§ WHAT TO WORK ON
Only the number is wanted: how many lines contain "Fynd"?

(Data entries)
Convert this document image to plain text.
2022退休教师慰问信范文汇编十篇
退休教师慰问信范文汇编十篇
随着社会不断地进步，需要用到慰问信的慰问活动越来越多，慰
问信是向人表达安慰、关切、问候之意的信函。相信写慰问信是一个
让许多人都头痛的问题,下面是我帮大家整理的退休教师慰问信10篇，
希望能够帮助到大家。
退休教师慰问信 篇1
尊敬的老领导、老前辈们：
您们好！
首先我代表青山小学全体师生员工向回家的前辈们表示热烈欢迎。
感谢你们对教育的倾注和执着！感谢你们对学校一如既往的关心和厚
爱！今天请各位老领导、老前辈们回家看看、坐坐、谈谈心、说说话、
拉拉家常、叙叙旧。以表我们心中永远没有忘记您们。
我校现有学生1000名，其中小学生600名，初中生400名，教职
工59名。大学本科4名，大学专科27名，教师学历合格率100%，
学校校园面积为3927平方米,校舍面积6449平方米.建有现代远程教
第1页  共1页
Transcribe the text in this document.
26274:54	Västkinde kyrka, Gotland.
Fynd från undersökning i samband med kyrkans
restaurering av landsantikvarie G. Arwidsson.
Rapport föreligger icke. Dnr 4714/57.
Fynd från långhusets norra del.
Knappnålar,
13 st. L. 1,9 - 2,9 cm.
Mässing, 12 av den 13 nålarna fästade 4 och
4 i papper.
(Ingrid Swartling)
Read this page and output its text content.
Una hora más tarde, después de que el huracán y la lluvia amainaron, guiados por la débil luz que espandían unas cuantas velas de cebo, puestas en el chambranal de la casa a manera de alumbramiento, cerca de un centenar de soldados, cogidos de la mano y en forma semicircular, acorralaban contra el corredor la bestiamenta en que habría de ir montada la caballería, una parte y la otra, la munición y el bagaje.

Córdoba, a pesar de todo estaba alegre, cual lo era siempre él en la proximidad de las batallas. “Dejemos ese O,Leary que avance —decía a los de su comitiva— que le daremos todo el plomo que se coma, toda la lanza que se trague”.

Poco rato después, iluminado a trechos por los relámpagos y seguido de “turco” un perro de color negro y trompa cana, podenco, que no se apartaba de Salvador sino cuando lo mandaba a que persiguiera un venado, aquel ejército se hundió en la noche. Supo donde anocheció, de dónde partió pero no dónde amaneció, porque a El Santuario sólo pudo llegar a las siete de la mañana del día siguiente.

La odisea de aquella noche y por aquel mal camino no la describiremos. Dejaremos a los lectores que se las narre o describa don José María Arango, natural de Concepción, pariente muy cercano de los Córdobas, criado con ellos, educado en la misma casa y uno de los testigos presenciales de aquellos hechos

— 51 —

§ WRITTEN SOLUTION
2